▸ Required work
Check each line for the string "left", then give only how many lines have it.

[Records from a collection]
▼▼▼

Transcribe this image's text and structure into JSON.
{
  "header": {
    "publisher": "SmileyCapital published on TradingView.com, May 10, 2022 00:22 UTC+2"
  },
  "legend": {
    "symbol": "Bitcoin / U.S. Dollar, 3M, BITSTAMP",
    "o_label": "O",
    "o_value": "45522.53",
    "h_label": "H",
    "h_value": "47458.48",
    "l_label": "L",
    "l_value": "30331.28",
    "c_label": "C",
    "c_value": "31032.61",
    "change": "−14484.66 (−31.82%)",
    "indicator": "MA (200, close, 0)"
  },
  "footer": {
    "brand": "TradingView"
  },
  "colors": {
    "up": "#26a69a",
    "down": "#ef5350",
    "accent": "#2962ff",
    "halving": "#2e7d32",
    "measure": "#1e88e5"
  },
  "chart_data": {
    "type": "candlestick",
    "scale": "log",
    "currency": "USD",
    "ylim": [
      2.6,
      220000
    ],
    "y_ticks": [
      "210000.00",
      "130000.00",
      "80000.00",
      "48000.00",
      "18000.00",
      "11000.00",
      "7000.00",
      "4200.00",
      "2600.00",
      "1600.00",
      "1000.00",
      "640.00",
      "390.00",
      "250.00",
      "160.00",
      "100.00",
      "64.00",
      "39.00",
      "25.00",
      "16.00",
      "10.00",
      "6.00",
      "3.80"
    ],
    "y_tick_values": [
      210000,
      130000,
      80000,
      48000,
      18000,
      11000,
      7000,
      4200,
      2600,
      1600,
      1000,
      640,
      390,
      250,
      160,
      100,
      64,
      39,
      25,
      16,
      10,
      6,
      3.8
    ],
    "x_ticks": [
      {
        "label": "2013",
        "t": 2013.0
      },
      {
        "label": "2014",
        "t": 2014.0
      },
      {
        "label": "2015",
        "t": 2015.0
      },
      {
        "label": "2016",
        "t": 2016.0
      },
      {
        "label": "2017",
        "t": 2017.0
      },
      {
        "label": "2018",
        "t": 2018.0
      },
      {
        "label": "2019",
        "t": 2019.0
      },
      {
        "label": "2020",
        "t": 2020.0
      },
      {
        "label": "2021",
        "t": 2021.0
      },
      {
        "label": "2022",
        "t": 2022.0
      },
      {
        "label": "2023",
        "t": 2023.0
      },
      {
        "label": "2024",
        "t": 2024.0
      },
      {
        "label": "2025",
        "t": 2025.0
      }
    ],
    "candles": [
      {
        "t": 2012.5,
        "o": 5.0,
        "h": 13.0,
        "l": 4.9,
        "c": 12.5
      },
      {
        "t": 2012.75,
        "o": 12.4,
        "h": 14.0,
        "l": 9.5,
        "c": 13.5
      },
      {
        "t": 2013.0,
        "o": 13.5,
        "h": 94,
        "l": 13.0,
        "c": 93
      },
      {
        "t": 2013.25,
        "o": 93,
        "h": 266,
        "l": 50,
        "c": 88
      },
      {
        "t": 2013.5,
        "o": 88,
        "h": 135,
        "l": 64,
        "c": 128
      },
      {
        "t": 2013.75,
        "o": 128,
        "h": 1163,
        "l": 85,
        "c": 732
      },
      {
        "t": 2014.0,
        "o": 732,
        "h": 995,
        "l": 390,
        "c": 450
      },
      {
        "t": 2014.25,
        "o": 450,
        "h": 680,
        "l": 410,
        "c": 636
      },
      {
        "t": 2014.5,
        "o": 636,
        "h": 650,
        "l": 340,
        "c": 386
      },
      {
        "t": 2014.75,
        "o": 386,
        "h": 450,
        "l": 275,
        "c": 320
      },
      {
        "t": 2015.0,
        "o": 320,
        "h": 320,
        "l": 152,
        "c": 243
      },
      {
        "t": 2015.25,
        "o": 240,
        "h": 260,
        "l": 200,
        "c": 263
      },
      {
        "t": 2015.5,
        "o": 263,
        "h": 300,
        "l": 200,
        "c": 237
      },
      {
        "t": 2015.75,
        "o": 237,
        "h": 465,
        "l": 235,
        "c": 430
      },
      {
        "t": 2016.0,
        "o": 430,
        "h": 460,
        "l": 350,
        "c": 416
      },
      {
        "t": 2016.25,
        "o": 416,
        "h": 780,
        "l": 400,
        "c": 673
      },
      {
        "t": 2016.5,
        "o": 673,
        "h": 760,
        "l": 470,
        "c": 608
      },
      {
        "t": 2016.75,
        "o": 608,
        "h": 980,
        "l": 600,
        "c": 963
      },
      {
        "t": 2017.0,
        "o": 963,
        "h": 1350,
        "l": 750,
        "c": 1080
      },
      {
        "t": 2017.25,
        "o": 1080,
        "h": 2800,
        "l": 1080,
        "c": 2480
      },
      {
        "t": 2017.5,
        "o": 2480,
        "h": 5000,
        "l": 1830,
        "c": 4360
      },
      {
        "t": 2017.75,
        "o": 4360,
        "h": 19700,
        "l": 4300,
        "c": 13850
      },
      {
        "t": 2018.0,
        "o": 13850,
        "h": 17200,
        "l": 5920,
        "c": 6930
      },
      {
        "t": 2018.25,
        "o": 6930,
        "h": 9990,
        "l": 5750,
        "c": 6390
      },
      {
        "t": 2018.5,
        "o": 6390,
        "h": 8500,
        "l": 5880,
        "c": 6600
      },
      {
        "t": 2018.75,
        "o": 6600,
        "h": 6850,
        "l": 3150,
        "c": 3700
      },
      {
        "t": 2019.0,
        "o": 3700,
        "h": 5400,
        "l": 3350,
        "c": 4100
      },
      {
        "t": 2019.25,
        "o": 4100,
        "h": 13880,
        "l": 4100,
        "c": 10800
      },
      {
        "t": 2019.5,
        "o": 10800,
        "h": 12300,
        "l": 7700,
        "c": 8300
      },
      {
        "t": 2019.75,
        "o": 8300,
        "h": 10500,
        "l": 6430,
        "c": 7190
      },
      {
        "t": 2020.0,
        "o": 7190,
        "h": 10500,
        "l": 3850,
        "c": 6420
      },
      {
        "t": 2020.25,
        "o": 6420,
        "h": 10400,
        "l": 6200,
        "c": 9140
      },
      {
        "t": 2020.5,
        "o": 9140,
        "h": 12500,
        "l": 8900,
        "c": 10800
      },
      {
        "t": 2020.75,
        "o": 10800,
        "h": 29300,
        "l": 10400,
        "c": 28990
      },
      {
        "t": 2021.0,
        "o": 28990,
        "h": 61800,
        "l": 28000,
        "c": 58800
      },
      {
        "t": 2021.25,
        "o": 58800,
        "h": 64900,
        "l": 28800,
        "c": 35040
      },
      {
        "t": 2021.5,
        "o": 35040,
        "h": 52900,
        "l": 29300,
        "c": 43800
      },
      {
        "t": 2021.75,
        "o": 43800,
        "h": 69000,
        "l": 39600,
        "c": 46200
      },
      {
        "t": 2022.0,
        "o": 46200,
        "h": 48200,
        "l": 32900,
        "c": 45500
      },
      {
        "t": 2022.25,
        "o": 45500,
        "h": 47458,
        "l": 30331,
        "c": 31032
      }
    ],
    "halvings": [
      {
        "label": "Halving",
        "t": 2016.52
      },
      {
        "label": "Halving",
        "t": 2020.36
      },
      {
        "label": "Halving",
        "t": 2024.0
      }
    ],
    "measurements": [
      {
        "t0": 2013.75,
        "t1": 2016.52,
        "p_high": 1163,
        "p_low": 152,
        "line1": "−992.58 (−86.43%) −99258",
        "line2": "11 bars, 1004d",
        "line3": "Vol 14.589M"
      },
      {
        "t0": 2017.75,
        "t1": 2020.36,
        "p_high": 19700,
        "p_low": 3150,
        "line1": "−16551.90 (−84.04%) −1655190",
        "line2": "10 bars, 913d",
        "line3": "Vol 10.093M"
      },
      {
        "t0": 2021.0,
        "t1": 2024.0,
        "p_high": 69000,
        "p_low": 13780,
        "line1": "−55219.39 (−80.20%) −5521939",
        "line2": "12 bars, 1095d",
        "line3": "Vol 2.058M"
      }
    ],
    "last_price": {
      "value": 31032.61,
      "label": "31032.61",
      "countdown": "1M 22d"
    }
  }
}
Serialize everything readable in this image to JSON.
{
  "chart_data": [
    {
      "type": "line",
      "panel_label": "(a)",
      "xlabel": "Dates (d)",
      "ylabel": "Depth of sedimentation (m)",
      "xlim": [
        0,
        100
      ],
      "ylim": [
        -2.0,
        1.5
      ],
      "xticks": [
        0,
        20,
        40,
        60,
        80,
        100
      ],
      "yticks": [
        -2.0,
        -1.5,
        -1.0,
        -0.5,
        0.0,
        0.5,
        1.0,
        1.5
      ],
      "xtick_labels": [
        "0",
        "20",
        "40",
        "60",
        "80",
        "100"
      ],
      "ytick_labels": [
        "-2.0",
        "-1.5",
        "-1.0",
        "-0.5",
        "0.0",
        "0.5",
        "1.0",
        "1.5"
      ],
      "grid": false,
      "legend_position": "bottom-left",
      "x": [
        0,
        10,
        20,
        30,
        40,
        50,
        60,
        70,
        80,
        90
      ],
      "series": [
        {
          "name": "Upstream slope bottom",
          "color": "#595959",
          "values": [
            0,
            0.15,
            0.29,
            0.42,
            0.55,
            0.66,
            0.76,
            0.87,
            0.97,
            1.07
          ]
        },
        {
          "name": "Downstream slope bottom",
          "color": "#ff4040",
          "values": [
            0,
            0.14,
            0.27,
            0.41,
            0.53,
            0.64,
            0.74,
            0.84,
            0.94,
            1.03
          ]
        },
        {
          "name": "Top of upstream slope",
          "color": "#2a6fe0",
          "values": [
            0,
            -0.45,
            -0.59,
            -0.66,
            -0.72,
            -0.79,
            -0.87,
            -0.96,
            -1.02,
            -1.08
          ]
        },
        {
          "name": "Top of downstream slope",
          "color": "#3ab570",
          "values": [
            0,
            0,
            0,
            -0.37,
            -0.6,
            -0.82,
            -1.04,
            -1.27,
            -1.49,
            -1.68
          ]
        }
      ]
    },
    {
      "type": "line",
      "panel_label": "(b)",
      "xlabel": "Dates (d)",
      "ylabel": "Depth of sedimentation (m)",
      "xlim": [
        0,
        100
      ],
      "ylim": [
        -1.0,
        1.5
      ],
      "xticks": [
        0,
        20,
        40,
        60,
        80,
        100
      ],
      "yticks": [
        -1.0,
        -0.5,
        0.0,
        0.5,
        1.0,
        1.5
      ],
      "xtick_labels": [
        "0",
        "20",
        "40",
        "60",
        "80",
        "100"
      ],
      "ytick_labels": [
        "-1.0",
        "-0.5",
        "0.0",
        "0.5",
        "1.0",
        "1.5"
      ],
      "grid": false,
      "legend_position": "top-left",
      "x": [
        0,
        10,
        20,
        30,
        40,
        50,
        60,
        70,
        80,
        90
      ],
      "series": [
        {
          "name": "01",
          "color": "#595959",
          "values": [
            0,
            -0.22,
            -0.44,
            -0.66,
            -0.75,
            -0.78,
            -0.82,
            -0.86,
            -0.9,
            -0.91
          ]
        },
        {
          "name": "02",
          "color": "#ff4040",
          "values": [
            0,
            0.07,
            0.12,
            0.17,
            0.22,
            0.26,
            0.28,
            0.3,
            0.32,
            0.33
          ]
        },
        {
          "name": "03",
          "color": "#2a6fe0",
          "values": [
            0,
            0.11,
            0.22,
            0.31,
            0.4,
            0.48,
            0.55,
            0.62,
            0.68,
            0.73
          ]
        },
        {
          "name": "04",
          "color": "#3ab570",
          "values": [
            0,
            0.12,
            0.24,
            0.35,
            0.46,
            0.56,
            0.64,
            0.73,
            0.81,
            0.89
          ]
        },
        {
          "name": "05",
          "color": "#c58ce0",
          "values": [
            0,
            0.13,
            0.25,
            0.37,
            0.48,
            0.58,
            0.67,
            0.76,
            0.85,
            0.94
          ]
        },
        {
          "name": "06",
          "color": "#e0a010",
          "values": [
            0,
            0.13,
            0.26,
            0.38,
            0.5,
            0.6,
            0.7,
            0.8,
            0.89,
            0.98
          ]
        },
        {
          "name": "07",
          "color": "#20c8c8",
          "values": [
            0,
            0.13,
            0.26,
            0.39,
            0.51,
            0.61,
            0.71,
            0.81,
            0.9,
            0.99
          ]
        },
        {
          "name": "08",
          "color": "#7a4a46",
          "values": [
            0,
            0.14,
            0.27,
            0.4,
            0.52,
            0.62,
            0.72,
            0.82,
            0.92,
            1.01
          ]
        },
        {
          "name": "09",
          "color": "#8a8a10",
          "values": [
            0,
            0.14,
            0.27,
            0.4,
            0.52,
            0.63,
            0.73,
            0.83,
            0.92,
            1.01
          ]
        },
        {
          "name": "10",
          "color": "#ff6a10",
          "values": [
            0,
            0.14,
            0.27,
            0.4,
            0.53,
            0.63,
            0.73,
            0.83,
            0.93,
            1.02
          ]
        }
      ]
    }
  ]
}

▲▲▲

▸ Expected answer
2